REQUIRED WORK. Gather the lines that hold the string "يتقاطعان".

---------- STORED DATA

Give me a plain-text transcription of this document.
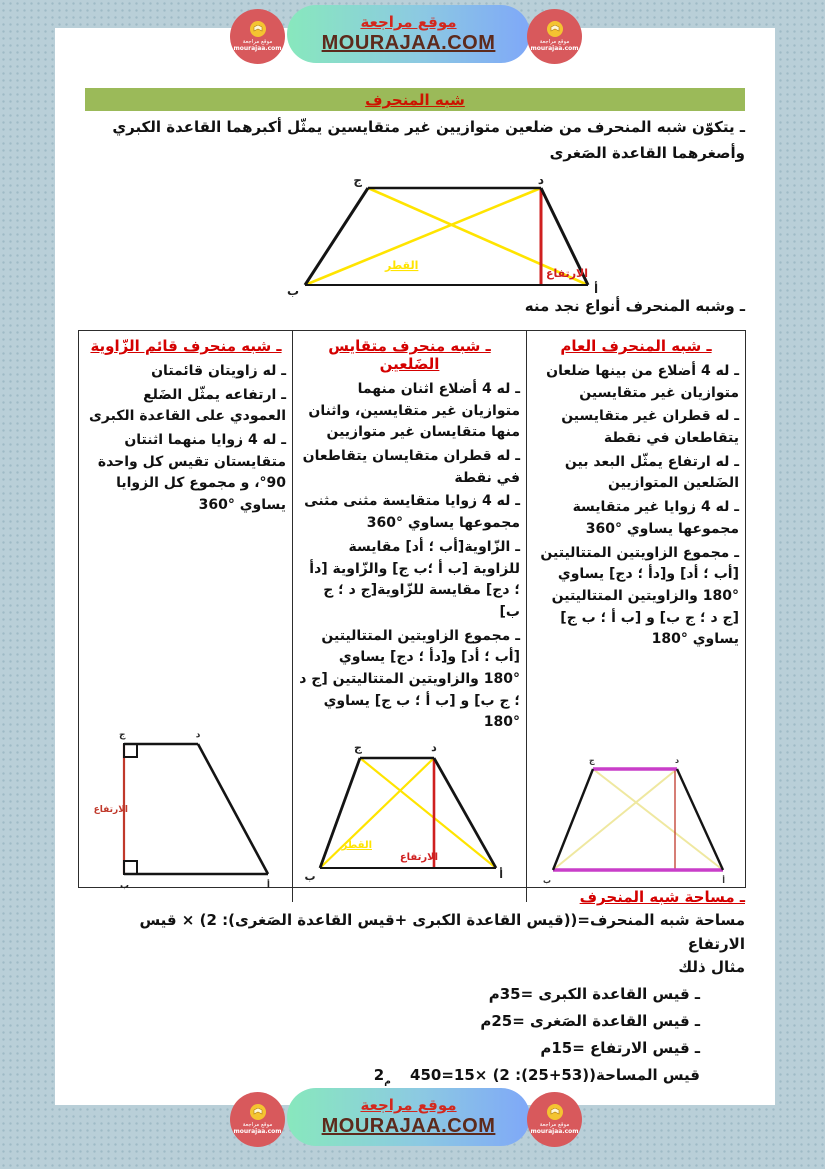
موقع مراجعة
mourajaa.com
موقع مراجعة
MOURAJAA.COM	موقع مراجعة
mourajaa.com
شبه المنحرف

ـ يتكوّن شبه المنحرف من ضلعين متوازيين غير متقايسين يمثّل أكبرهما القاعدة الكبري وأصغرهما القاعدة الصَغرى

ج	د
ب	أ
القطر
الارتفاع

ـ وشبه المنحرف أنواع نجد منه

ـ شبه المنحرف العام
ـ له 4 أضلاع من بينها ضلعان متوازيان غير متقايسين
ـ له قطران غير متقايسين يتقاطعان في نقطة
ـ له ارتفاع يمثّل البعد بين الضَلعين المتوازيين
ـ له 4 زوايا غير متقايسة مجموعها يساوي °360
ـ مجموع الزاويتين المتتاليتين [أب ؛ أد] و[دأ ؛ دج] يساوي °180 والزاويتين المتتاليتين [ج د ؛ ج ب] و [ب أ ؛ ب ج] يساوي °180
ج	د
ب	أ
ـ شبه منحرف متقايس الضَلعين
ـ له 4 أضلاع اثنان منهما متوازيان غير متقايسين، واثنان منها متقايسان غير متوازيين
ـ له قطران متقايسان يتقاطعان في نقطة
ـ له 4 زوايا متقايسة مثنى مثنى مجموعها يساوي °360
ـ الزّاوية[أب ؛ أد] مقايسة للزاوية [ب أ ؛ب ج] والزّاوية [دأ ؛ دج] مقايسة للزّاوية[ج د ؛ ج ب]
ـ مجموع الزاويتين المتتاليتين [أب ؛ أد] و[دأ ؛ دج] يساوي °180 والزاويتين المتتاليتين [ج د ؛ ج ب] و [ب أ ؛ ب ج] يساوي °180
ج	د
ب	أ
القطر
الارتفاع
ـ شبه منحرف قائم الزّاوية
ـ له زاويتان قائمتان
ـ ارتفاعه يمثّل الضَلع العمودي على القاعدة الكبرى
ـ له 4 زوايا منهما اثنتان متقايستان تقيس كل واحدة 90°، و مجموع كل الزوايا يساوي °360
الارتفاع
ج	د
ب	أ
ـ مساحة شبه المنحرف
مساحة شبه المنحرف=((قيس القاعدة الكبرى +قيس القاعدة الصَغرى): 2) × قيس الارتفاع
مثال ذلك
ـ قيس القاعدة الكبرى =35م
ـ قيس القاعدة الصَغرى =25م
ـ قيس الارتفاع =15م
قيس المساحة450=15× (2 :(25+53)) $2_م$
موقع مراجعة
mourajaa.com
موقع مراجعة
MOURAJAA.COM	موقع مراجعة
mourajaa.com
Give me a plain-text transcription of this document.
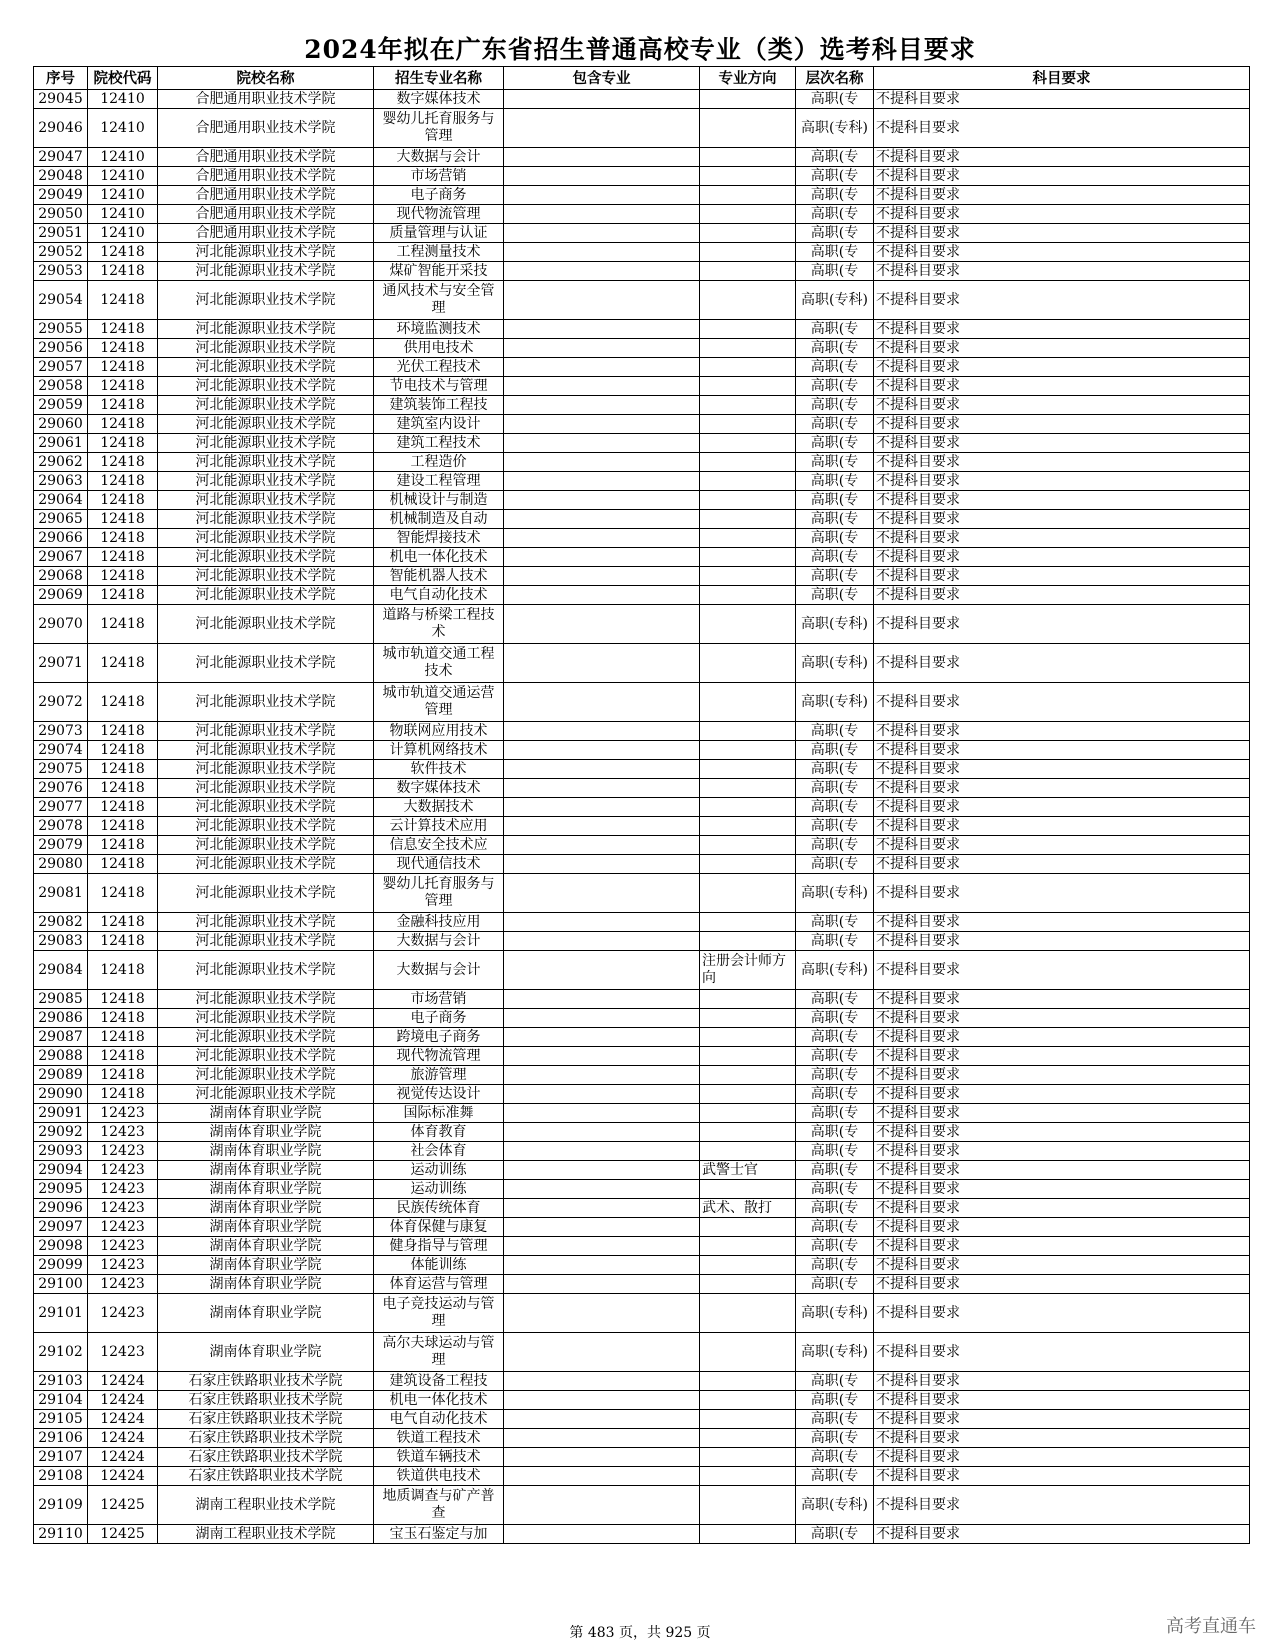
2024年拟在广东省招生普通高校专业（类）选考科目要求
序号	院校代码	院校名称	招生专业名称	包含专业	专业方向	层次名称	科目要求
29045	12410	合肥通用职业技术学院	数字媒体技术			高职(专	不提科目要求
29046	12410	合肥通用职业技术学院	婴幼儿托育服务与管理			高职(专科)	不提科目要求
29047	12410	合肥通用职业技术学院	大数据与会计			高职(专	不提科目要求
29048	12410	合肥通用职业技术学院	市场营销			高职(专	不提科目要求
29049	12410	合肥通用职业技术学院	电子商务			高职(专	不提科目要求
29050	12410	合肥通用职业技术学院	现代物流管理			高职(专	不提科目要求
29051	12410	合肥通用职业技术学院	质量管理与认证			高职(专	不提科目要求
29052	12418	河北能源职业技术学院	工程测量技术			高职(专	不提科目要求
29053	12418	河北能源职业技术学院	煤矿智能开采技			高职(专	不提科目要求
29054	12418	河北能源职业技术学院	通风技术与安全管理			高职(专科)	不提科目要求
29055	12418	河北能源职业技术学院	环境监测技术			高职(专	不提科目要求
29056	12418	河北能源职业技术学院	供用电技术			高职(专	不提科目要求
29057	12418	河北能源职业技术学院	光伏工程技术			高职(专	不提科目要求
29058	12418	河北能源职业技术学院	节电技术与管理			高职(专	不提科目要求
29059	12418	河北能源职业技术学院	建筑装饰工程技			高职(专	不提科目要求
29060	12418	河北能源职业技术学院	建筑室内设计			高职(专	不提科目要求
29061	12418	河北能源职业技术学院	建筑工程技术			高职(专	不提科目要求
29062	12418	河北能源职业技术学院	工程造价			高职(专	不提科目要求
29063	12418	河北能源职业技术学院	建设工程管理			高职(专	不提科目要求
29064	12418	河北能源职业技术学院	机械设计与制造			高职(专	不提科目要求
29065	12418	河北能源职业技术学院	机械制造及自动			高职(专	不提科目要求
29066	12418	河北能源职业技术学院	智能焊接技术			高职(专	不提科目要求
29067	12418	河北能源职业技术学院	机电一体化技术			高职(专	不提科目要求
29068	12418	河北能源职业技术学院	智能机器人技术			高职(专	不提科目要求
29069	12418	河北能源职业技术学院	电气自动化技术			高职(专	不提科目要求
29070	12418	河北能源职业技术学院	道路与桥梁工程技术			高职(专科)	不提科目要求
29071	12418	河北能源职业技术学院	城市轨道交通工程技术			高职(专科)	不提科目要求
29072	12418	河北能源职业技术学院	城市轨道交通运营管理			高职(专科)	不提科目要求
29073	12418	河北能源职业技术学院	物联网应用技术			高职(专	不提科目要求
29074	12418	河北能源职业技术学院	计算机网络技术			高职(专	不提科目要求
29075	12418	河北能源职业技术学院	软件技术			高职(专	不提科目要求
29076	12418	河北能源职业技术学院	数字媒体技术			高职(专	不提科目要求
29077	12418	河北能源职业技术学院	大数据技术			高职(专	不提科目要求
29078	12418	河北能源职业技术学院	云计算技术应用			高职(专	不提科目要求
29079	12418	河北能源职业技术学院	信息安全技术应			高职(专	不提科目要求
29080	12418	河北能源职业技术学院	现代通信技术			高职(专	不提科目要求
29081	12418	河北能源职业技术学院	婴幼儿托育服务与管理			高职(专科)	不提科目要求
29082	12418	河北能源职业技术学院	金融科技应用			高职(专	不提科目要求
29083	12418	河北能源职业技术学院	大数据与会计			高职(专	不提科目要求
29084	12418	河北能源职业技术学院	大数据与会计		注册会计师方向	高职(专科)	不提科目要求
29085	12418	河北能源职业技术学院	市场营销			高职(专	不提科目要求
29086	12418	河北能源职业技术学院	电子商务			高职(专	不提科目要求
29087	12418	河北能源职业技术学院	跨境电子商务			高职(专	不提科目要求
29088	12418	河北能源职业技术学院	现代物流管理			高职(专	不提科目要求
29089	12418	河北能源职业技术学院	旅游管理			高职(专	不提科目要求
29090	12418	河北能源职业技术学院	视觉传达设计			高职(专	不提科目要求
29091	12423	湖南体育职业学院	国际标准舞			高职(专	不提科目要求
29092	12423	湖南体育职业学院	体育教育			高职(专	不提科目要求
29093	12423	湖南体育职业学院	社会体育			高职(专	不提科目要求
29094	12423	湖南体育职业学院	运动训练		武警士官	高职(专	不提科目要求
29095	12423	湖南体育职业学院	运动训练			高职(专	不提科目要求
29096	12423	湖南体育职业学院	民族传统体育		武术、散打	高职(专	不提科目要求
29097	12423	湖南体育职业学院	体育保健与康复			高职(专	不提科目要求
29098	12423	湖南体育职业学院	健身指导与管理			高职(专	不提科目要求
29099	12423	湖南体育职业学院	体能训练			高职(专	不提科目要求
29100	12423	湖南体育职业学院	体育运营与管理			高职(专	不提科目要求
29101	12423	湖南体育职业学院	电子竞技运动与管理			高职(专科)	不提科目要求
29102	12423	湖南体育职业学院	高尔夫球运动与管理			高职(专科)	不提科目要求
29103	12424	石家庄铁路职业技术学院	建筑设备工程技			高职(专	不提科目要求
29104	12424	石家庄铁路职业技术学院	机电一体化技术			高职(专	不提科目要求
29105	12424	石家庄铁路职业技术学院	电气自动化技术			高职(专	不提科目要求
29106	12424	石家庄铁路职业技术学院	铁道工程技术			高职(专	不提科目要求
29107	12424	石家庄铁路职业技术学院	铁道车辆技术			高职(专	不提科目要求
29108	12424	石家庄铁路职业技术学院	铁道供电技术			高职(专	不提科目要求
29109	12425	湖南工程职业技术学院	地质调查与矿产普查			高职(专科)	不提科目要求
29110	12425	湖南工程职业技术学院	宝玉石鉴定与加			高职(专	不提科目要求
第 483 页，共 925 页	高考直通车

--------------------

SOLUTION FOR THIS EXERCISE.
ـ له قطران غير متقايسين يتقاطعان في نقطة
ـ له قطران متقايسان يتقاطعان في نقطة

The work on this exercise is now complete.